#### INSTRUCTIONS FOR THE TASK
Set the listing down again exactly, please, apart from its pictures.

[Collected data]

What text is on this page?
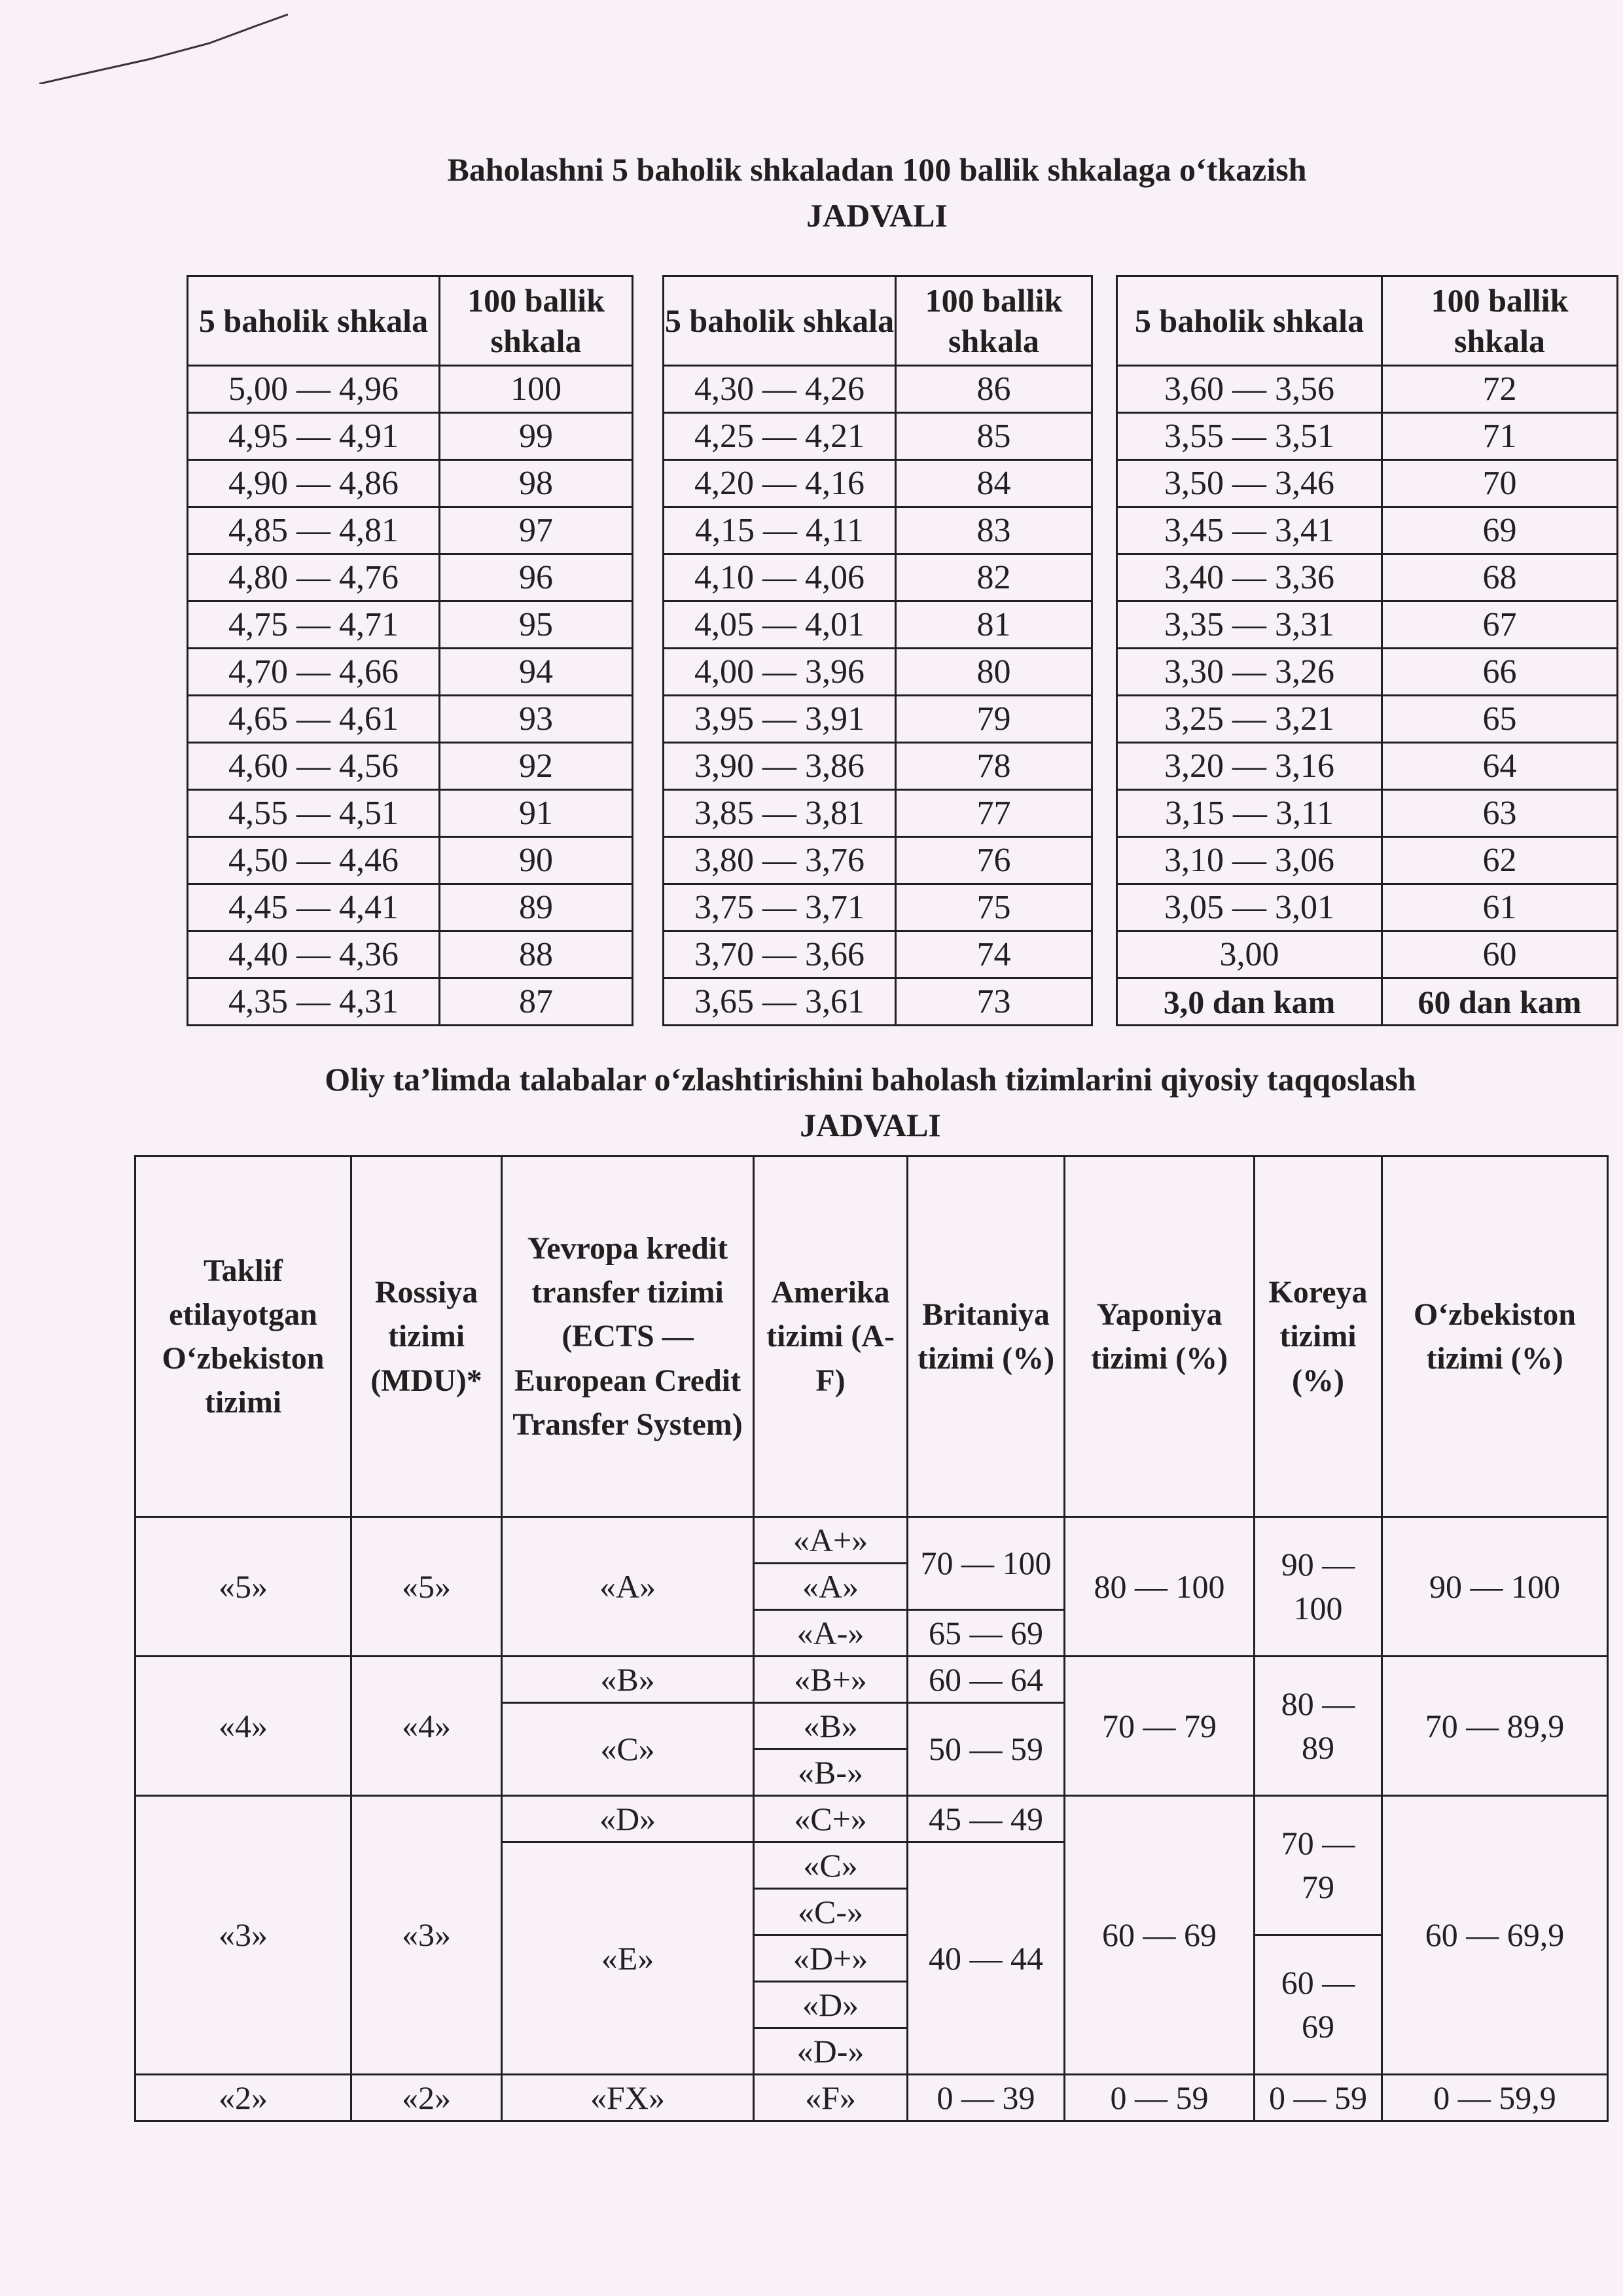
Baholashni 5 baholik shkaladan 100 ballik shkalaga o‘tkazish
JADVALI
5 baholik shkala	100 ballik shkala
5,00 — 4,96	100
4,95 — 4,91	99
4,90 — 4,86	98
4,85 — 4,81	97
4,80 — 4,76	96
4,75 — 4,71	95
4,70 — 4,66	94
4,65 — 4,61	93
4,60 — 4,56	92
4,55 — 4,51	91
4,50 — 4,46	90
4,45 — 4,41	89
4,40 — 4,36	88
4,35 — 4,31	87
5 baholik shkala	100 ballik shkala
4,30 — 4,26	86
4,25 — 4,21	85
4,20 — 4,16	84
4,15 — 4,11	83
4,10 — 4,06	82
4,05 — 4,01	81
4,00 — 3,96	80
3,95 — 3,91	79
3,90 — 3,86	78
3,85 — 3,81	77
3,80 — 3,76	76
3,75 — 3,71	75
3,70 — 3,66	74
3,65 — 3,61	73
5 baholik shkala	100 ballik shkala
3,60 — 3,56	72
3,55 — 3,51	71
3,50 — 3,46	70
3,45 — 3,41	69
3,40 — 3,36	68
3,35 — 3,31	67
3,30 — 3,26	66
3,25 — 3,21	65
3,20 — 3,16	64
3,15 — 3,11	63
3,10 — 3,06	62
3,05 — 3,01	61
3,00	60
3,0 dan kam	60 dan kam
Oliy ta’limda talabalar o‘zlashtirishini baholash tizimlarini qiyosiy taqqoslash
JADVALI
Taklif etilayotgan O‘zbekiston tizimi	Rossiya tizimi (MDU)*	Yevropa kredit transfer tizimi (ECTS — European Credit Transfer System)	Amerika tizimi (A- F)	Britaniya tizimi (%)	Yaponiya tizimi (%)	Koreya tizimi (%)	O‘zbekiston tizimi (%)
«5»	«5»	«A»	«A+»	70 — 100	80 — 100	90 — 100	90 — 100
			«A»				
			«A-»	65 — 69			
«4»	«4»	«B»	«B+»	60 — 64	70 — 79	80 — 89	70 — 89,9
		«C»	«B»	50 — 59			
			«B-»				
«3»	«3»	«D»	«C+»	45 — 49	60 — 69	70 — 79	60 — 69,9
		«E»	«C»	40 — 44			
			«C-»				
			«D+»			60 — 69	
			«D»				
			«D-»				
«2»	«2»	«FX»	«F»	0 — 39	0 — 59	0 — 59	0 — 59,9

#### THE RESPONSE
What text is on this page?
Baholashni 5 baholik shkaladan 100 ballik shkalaga o‘tkazish
JADVALI
5 baholik shkala	100 ballik shkala
5,00 — 4,96	100
4,95 — 4,91	99
4,90 — 4,86	98
4,85 — 4,81	97
4,80 — 4,76	96
4,75 — 4,71	95
4,70 — 4,66	94
4,65 — 4,61	93
4,60 — 4,56	92
4,55 — 4,51	91
4,50 — 4,46	90
4,45 — 4,41	89
4,40 — 4,36	88
4,35 — 4,31	87
5 baholik shkala	100 ballik shkala
4,30 — 4,26	86
4,25 — 4,21	85
4,20 — 4,16	84
4,15 — 4,11	83
4,10 — 4,06	82
4,05 — 4,01	81
4,00 — 3,96	80
3,95 — 3,91	79
3,90 — 3,86	78
3,85 — 3,81	77
3,80 — 3,76	76
3,75 — 3,71	75
3,70 — 3,66	74
3,65 — 3,61	73
5 baholik shkala	100 ballik shkala
3,60 — 3,56	72
3,55 — 3,51	71
3,50 — 3,46	70
3,45 — 3,41	69
3,40 — 3,36	68
3,35 — 3,31	67
3,30 — 3,26	66
3,25 — 3,21	65
3,20 — 3,16	64
3,15 — 3,11	63
3,10 — 3,06	62
3,05 — 3,01	61
3,00	60
3,0 dan kam	60 dan kam
Oliy ta’limda talabalar o‘zlashtirishini baholash tizimlarini qiyosiy taqqoslash
JADVALI
Taklif etilayotgan O‘zbekiston tizimi	Rossiya tizimi (MDU)*	Yevropa kredit transfer tizimi (ECTS — European Credit Transfer System)	Amerika tizimi (A- F)	Britaniya tizimi (%)	Yaponiya tizimi (%)	Koreya tizimi (%)	O‘zbekiston tizimi (%)
«5»	«5»	«A»	«A+»	70 — 100	80 — 100	90 — 100	90 — 100
			«A»				
			«A-»	65 — 69			
«4»	«4»	«B»	«B+»	60 — 64	70 — 79	80 — 89	70 — 89,9
		«C»	«B»	50 — 59			
			«B-»				
«3»	«3»	«D»	«C+»	45 — 49	60 — 69	70 — 79	60 — 69,9
		«E»	«C»	40 — 44			
			«C-»				
			«D+»			60 — 69	
			«D»				
			«D-»				
«2»	«2»	«FX»	«F»	0 — 39	0 — 59	0 — 59	0 — 59,9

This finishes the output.